> [Source data]
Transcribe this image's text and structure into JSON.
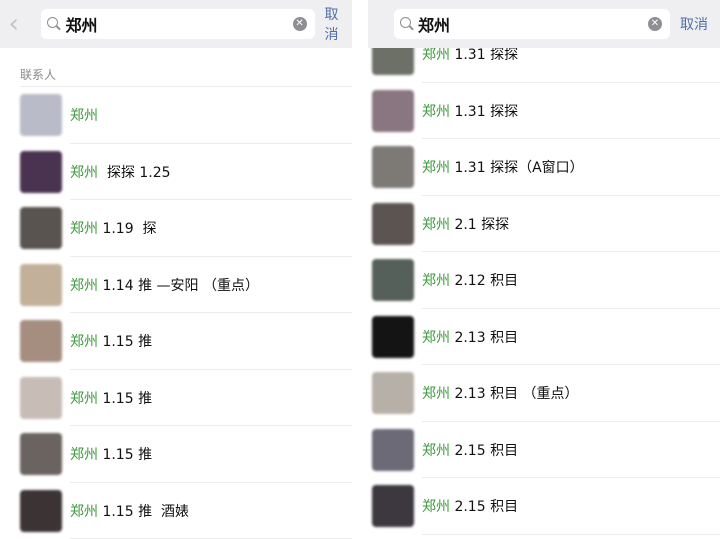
{
  "search": {
    "query": "郑州",
    "cancel_label": "取消"
  },
  "left": {
    "section_label": "联系人",
    "contacts": [
      {
        "highlight": "郑州",
        "rest": "",
        "avatar_color": "#b9bcc8"
      },
      {
        "highlight": "郑州",
        "rest": "  探探 1.25",
        "avatar_color": "#4a3350"
      },
      {
        "highlight": "郑州",
        "rest": " 1.19  探",
        "avatar_color": "#5a5450"
      },
      {
        "highlight": "郑州",
        "rest": " 1.14 推 —安阳 （重点）",
        "avatar_color": "#c2b09a"
      },
      {
        "highlight": "郑州",
        "rest": " 1.15 推",
        "avatar_color": "#a58e80"
      },
      {
        "highlight": "郑州",
        "rest": " 1.15 推",
        "avatar_color": "#c7bcb6"
      },
      {
        "highlight": "郑州",
        "rest": " 1.15 推",
        "avatar_color": "#6a6360"
      },
      {
        "highlight": "郑州",
        "rest": " 1.15 推  酒婊",
        "avatar_color": "#3c3434"
      }
    ]
  },
  "right": {
    "contacts": [
      {
        "highlight": "郑州",
        "rest": " 1.31 探探",
        "avatar_color": "#6d7066"
      },
      {
        "highlight": "郑州",
        "rest": " 1.31 探探",
        "avatar_color": "#8a7680"
      },
      {
        "highlight": "郑州",
        "rest": " 1.31 探探（A窗口）",
        "avatar_color": "#7d7a76"
      },
      {
        "highlight": "郑州",
        "rest": " 2.1 探探",
        "avatar_color": "#5c5450"
      },
      {
        "highlight": "郑州",
        "rest": " 2.12 积目",
        "avatar_color": "#55605a"
      },
      {
        "highlight": "郑州",
        "rest": " 2.13 积目",
        "avatar_color": "#141414"
      },
      {
        "highlight": "郑州",
        "rest": " 2.13 积目 （重点）",
        "avatar_color": "#b7b0a8"
      },
      {
        "highlight": "郑州",
        "rest": " 2.15 积目",
        "avatar_color": "#6d6a78"
      },
      {
        "highlight": "郑州",
        "rest": " 2.15 积目",
        "avatar_color": "#3d3840"
      }
    ]
  }
}
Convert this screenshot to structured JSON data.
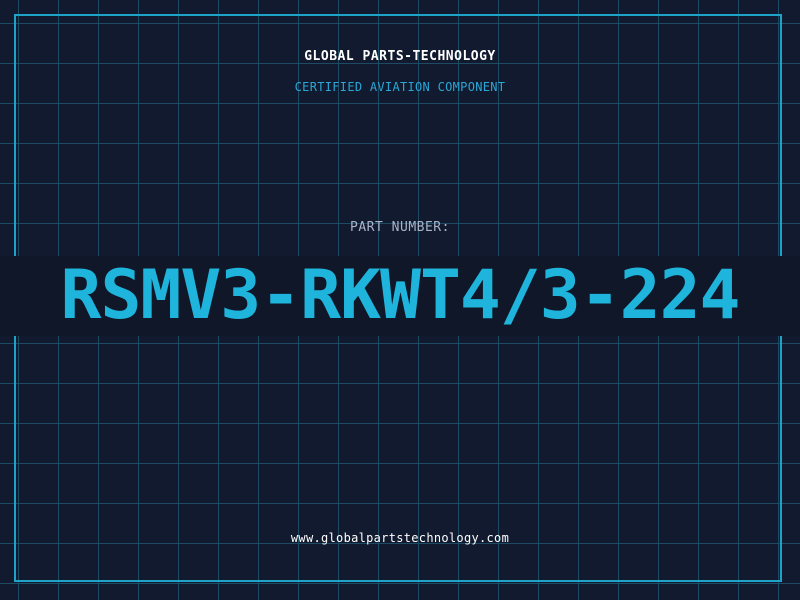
{
  "header": {
    "company_name": "GLOBAL PARTS-TECHNOLOGY",
    "subtitle": "CERTIFIED AVIATION COMPONENT"
  },
  "part": {
    "label": "PART NUMBER:",
    "number": "RSMV3-RKWT4/3-224"
  },
  "footer": {
    "website": "www.globalpartstechnology.com"
  },
  "colors": {
    "background": "#111a2e",
    "grid": "#1d4b63",
    "accent": "#1fb4dc",
    "frame": "#1fa2c8"
  }
}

> [Directive]
The copy should hold exactly the lines from the line containing "Convert this screenshot" through the end of the data, both ends included, and no pictures.

> [Exercise answer]
Convert this screenshot to structured JSON data.
{
  "header": {
    "company_name": "GLOBAL PARTS-TECHNOLOGY",
    "subtitle": "CERTIFIED AVIATION COMPONENT"
  },
  "part": {
    "label": "PART NUMBER:",
    "number": "RSMV3-RKWT4/3-224"
  },
  "footer": {
    "website": "www.globalpartstechnology.com"
  },
  "colors": {
    "background": "#111a2e",
    "grid": "#1d4b63",
    "accent": "#1fb4dc",
    "frame": "#1fa2c8"
  }
}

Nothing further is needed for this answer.